## BEGIN Given records

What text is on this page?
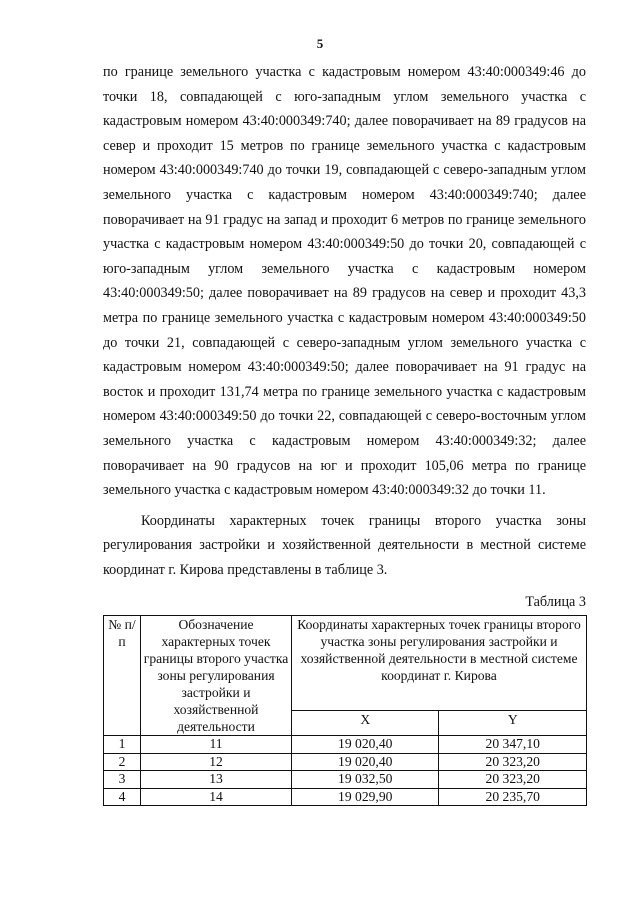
5

по границе земельного участка с кадастровым номером 43:40:000349:46 до точки 18, совпадающей с юго-западным углом земельного участка с кадастровым номером 43:40:000349:740; далее поворачивает на 89 градусов на север и проходит 15 метров по границе земельного участка с кадастровым номером 43:40:000349:740 до точки 19, совпадающей с северо-западным углом земельного участка с кадастровым номером 43:40:000349:740; далее поворачивает на 91 градус на запад и проходит 6 метров по границе земельного участка с кадастровым номером 43:40:000349:50 до точки 20, совпадающей с юго-западным углом земельного участка с кадастровым номером 43:40:000349:50; далее поворачивает на 89 градусов на север и проходит 43,3 метра по границе земельного участка с кадастровым номером 43:40:000349:50 до точки 21, совпадающей с северо-западным углом земельного участка с кадастровым номером 43:40:000349:50; далее поворачивает на 91 градус на восток и проходит 131,74 метра по границе земельного участка с кадастровым номером 43:40:000349:50 до точки 22, совпадающей с северо-восточным углом земельного участка с кадастровым номером 43:40:000349:32; далее поворачивает на 90 градусов на юг и проходит 105,06 метра по границе земельного участка с кадастровым номером 43:40:000349:32 до точки 11.

Координаты характерных точек границы второго участка зоны регулирования застройки и хозяйственной деятельности в местной системе координат г. Кирова представлены в таблице 3.

Таблица 3
№ п/п	Обозначение характерных точек границы второго участка зоны регулирования застройки и хозяйственной деятельности	Координаты характерных точек границы второго участка зоны регулирования застройки и хозяйственной деятельности в местной системе координат г. Кирова	
		X	Y
1	11	19 020,40	20 347,10
2	12	19 020,40	20 323,20
3	13	19 032,50	20 323,20
4	14	19 029,90	20 235,70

## END Given records

Directions →
Output the entries above exactly, without their pictures.

Output below →
What text is on this page?
5

по границе земельного участка с кадастровым номером 43:40:000349:46 до точки 18, совпадающей с юго-западным углом земельного участка с кадастровым номером 43:40:000349:740; далее поворачивает на 89 градусов на север и проходит 15 метров по границе земельного участка с кадастровым номером 43:40:000349:740 до точки 19, совпадающей с северо-западным углом земельного участка с кадастровым номером 43:40:000349:740; далее поворачивает на 91 градус на запад и проходит 6 метров по границе земельного участка с кадастровым номером 43:40:000349:50 до точки 20, совпадающей с юго-западным углом земельного участка с кадастровым номером 43:40:000349:50; далее поворачивает на 89 градусов на север и проходит 43,3 метра по границе земельного участка с кадастровым номером 43:40:000349:50 до точки 21, совпадающей с северо-западным углом земельного участка с кадастровым номером 43:40:000349:50; далее поворачивает на 91 градус на восток и проходит 131,74 метра по границе земельного участка с кадастровым номером 43:40:000349:50 до точки 22, совпадающей с северо-восточным углом земельного участка с кадастровым номером 43:40:000349:32; далее поворачивает на 90 градусов на юг и проходит 105,06 метра по границе земельного участка с кадастровым номером 43:40:000349:32 до точки 11.

Координаты характерных точек границы второго участка зоны регулирования застройки и хозяйственной деятельности в местной системе координат г. Кирова представлены в таблице 3.

Таблица 3
№ п/п	Обозначение характерных точек границы второго участка зоны регулирования застройки и хозяйственной деятельности	Координаты характерных точек границы второго участка зоны регулирования застройки и хозяйственной деятельности в местной системе координат г. Кирова	
		X	Y
1	11	19 020,40	20 347,10
2	12	19 020,40	20 323,20
3	13	19 032,50	20 323,20
4	14	19 029,90	20 235,70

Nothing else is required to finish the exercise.